* [TASK DETAILS] In the records, rename "control-lead" to "control-heading" in the lines between the one holding "give bounding boxes" and the one holding "who-lead: Assistants and", inclusive. Reproduce only those lines with everything else unchanged, omitting the pictures.
───── DATASET ENTRIES
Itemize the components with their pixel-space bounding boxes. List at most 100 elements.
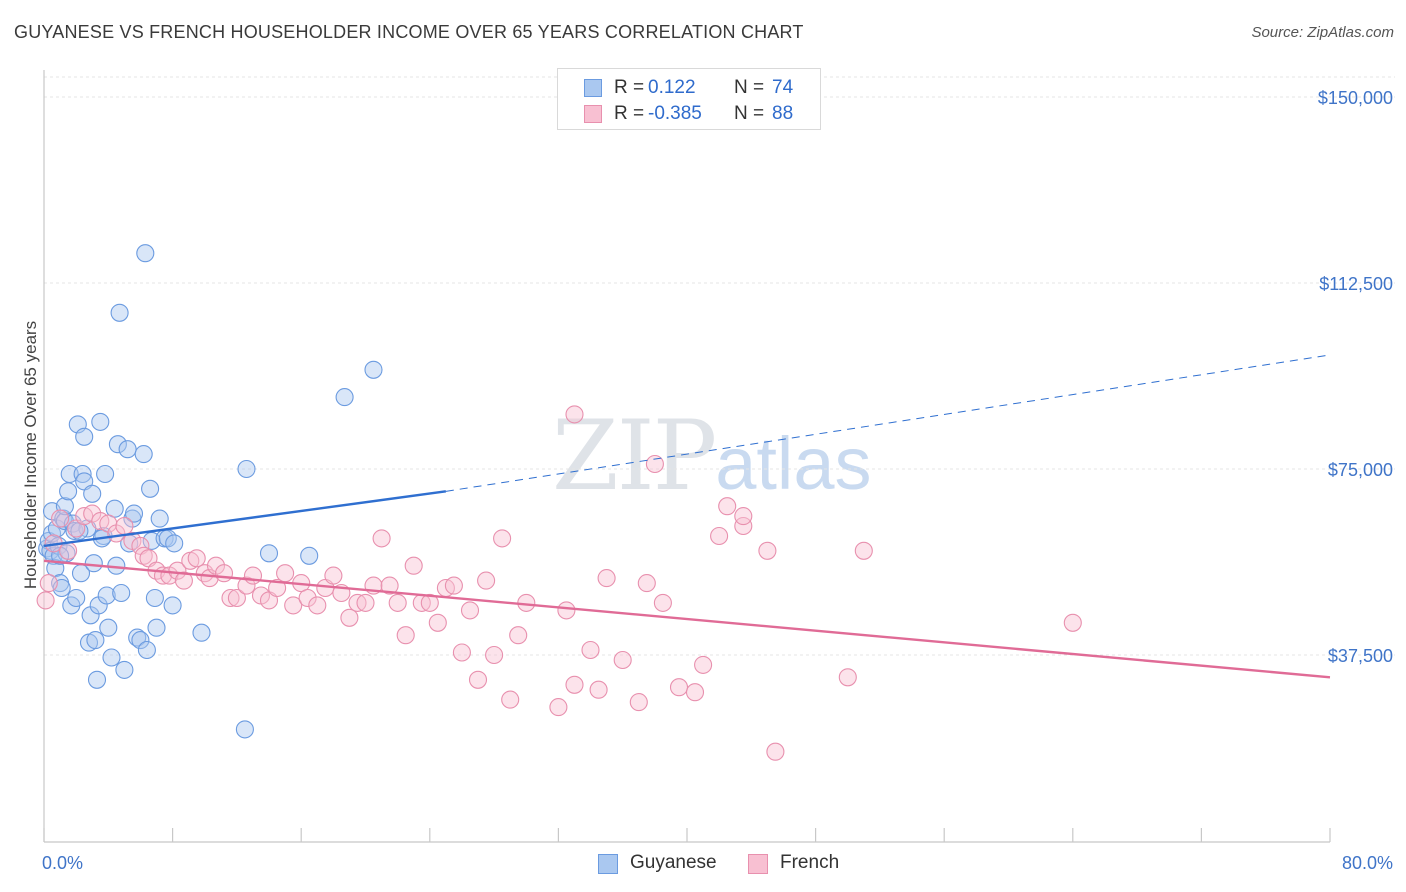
──────────
───── DATASET ENTRIES
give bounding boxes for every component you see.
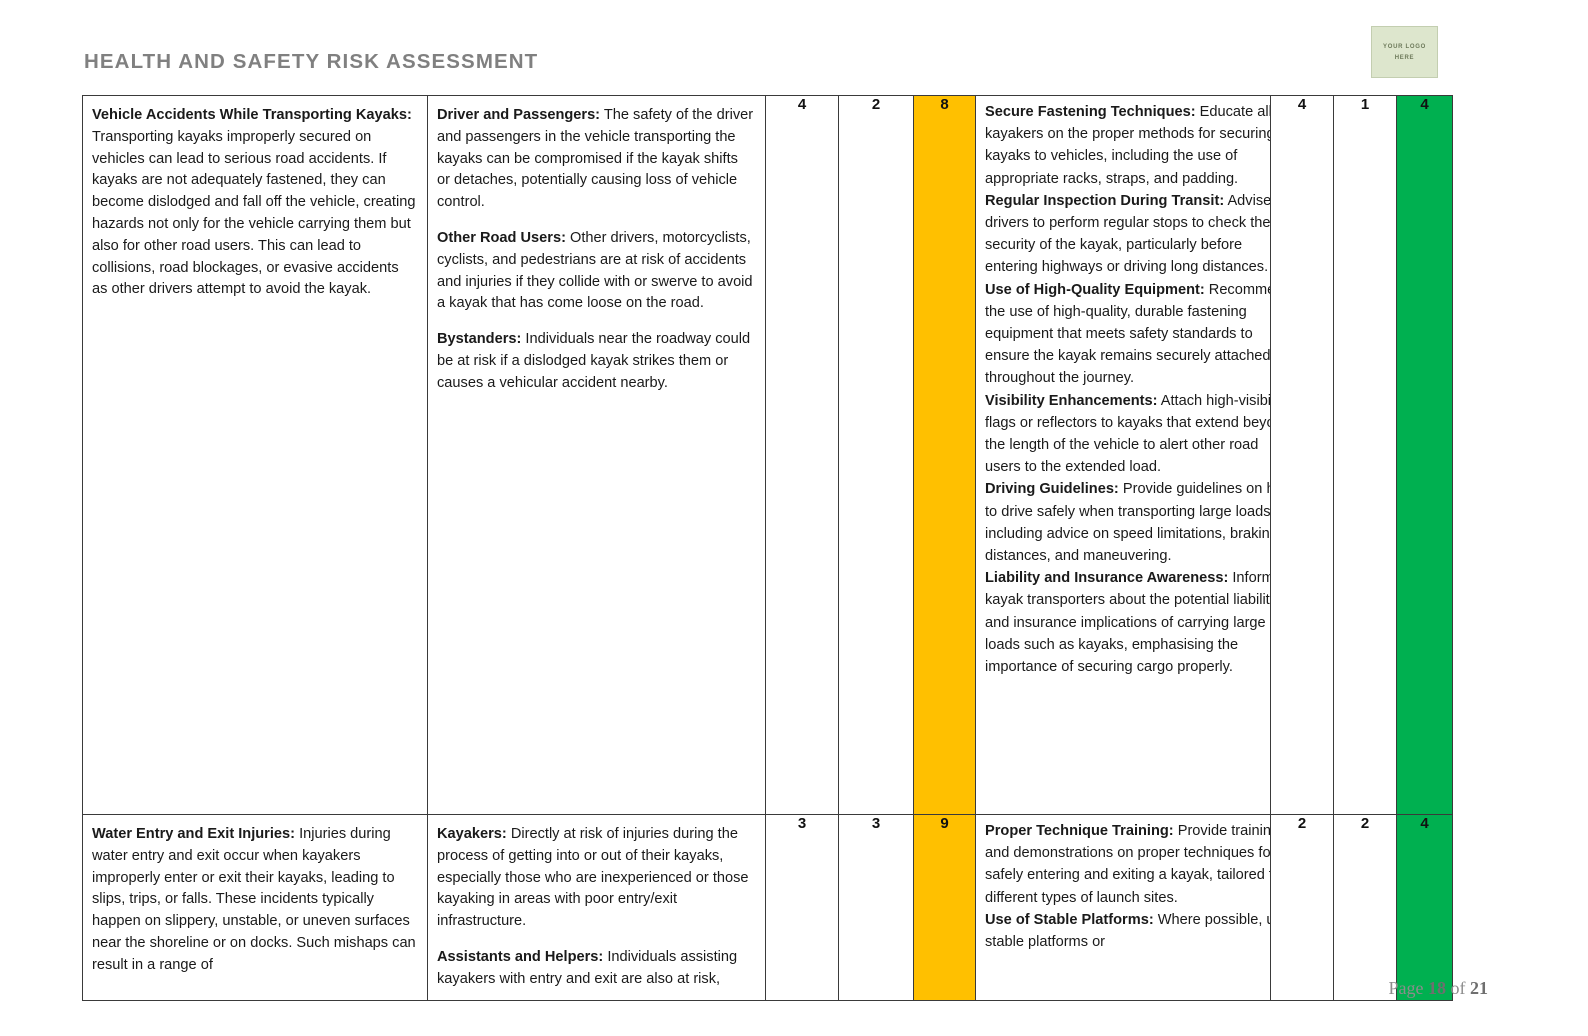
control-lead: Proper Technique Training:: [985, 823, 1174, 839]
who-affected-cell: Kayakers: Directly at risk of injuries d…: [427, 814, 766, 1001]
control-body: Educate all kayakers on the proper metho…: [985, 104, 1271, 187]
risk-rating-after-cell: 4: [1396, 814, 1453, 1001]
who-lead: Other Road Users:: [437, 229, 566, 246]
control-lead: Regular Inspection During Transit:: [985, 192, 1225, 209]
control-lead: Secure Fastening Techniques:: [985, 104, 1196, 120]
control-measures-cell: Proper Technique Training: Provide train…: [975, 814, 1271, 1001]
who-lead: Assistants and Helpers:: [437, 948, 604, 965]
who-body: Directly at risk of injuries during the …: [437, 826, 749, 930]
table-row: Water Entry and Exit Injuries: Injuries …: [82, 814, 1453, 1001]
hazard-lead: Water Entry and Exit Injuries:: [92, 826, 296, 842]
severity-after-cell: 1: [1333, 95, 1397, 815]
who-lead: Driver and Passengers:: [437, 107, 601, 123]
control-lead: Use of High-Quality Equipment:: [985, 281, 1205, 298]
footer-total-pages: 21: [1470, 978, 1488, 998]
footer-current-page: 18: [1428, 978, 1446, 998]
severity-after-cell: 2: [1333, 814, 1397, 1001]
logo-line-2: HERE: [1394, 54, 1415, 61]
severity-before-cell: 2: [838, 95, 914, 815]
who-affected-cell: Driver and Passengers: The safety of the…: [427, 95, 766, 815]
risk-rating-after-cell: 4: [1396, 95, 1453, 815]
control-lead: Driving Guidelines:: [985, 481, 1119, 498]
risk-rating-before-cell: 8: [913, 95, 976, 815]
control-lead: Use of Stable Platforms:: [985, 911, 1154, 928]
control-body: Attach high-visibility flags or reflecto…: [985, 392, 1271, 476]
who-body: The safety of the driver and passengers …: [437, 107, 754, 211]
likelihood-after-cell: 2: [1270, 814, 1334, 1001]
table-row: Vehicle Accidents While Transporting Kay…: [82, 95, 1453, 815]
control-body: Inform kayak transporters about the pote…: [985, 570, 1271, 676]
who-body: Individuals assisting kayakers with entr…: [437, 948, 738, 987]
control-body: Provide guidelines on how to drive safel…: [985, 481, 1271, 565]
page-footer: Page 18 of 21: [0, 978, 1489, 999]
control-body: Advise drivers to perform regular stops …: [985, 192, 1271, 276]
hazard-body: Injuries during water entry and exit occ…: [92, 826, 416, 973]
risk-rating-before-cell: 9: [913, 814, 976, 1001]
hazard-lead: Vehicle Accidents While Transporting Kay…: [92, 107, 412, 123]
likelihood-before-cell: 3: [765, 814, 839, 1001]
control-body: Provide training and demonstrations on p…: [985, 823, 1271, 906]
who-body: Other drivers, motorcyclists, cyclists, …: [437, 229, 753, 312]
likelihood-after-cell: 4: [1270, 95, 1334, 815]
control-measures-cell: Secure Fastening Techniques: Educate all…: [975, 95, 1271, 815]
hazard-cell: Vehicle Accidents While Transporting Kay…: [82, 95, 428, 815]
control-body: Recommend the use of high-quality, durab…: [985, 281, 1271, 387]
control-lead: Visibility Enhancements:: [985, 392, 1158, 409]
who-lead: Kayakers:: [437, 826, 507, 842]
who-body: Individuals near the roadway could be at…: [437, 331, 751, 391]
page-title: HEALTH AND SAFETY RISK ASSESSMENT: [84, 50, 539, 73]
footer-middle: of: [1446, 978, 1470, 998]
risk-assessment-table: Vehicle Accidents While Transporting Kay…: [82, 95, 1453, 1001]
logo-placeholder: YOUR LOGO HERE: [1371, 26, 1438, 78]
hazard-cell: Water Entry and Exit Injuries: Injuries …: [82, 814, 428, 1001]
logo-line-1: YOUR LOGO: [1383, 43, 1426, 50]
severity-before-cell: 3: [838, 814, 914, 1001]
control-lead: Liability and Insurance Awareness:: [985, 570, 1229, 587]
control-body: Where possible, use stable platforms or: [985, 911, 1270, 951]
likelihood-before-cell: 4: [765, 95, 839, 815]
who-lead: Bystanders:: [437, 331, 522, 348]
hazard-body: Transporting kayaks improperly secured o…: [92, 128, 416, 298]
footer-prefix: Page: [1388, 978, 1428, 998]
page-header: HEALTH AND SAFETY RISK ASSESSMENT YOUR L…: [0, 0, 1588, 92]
──────────
* [PROBLEM SOLUTION]
give bounding boxes for every component you see.
control-heading: Proper Technique Training:: [985, 823, 1174, 839]
who-affected-cell: Kayakers: Directly at risk of injuries d…: [427, 814, 766, 1001]
control-body: Educate all kayakers on the proper metho…: [985, 104, 1271, 187]
risk-rating-after-cell: 4: [1396, 814, 1453, 1001]
who-lead: Other Road Users:: [437, 229, 566, 246]
control-heading: Regular Inspection During Transit:: [985, 192, 1225, 209]
control-heading: Secure Fastening Techniques:: [985, 104, 1196, 120]
control-measures-cell: Proper Technique Training: Provide train…: [975, 814, 1271, 1001]
who-lead: Assistants and Helpers:: [437, 948, 604, 965]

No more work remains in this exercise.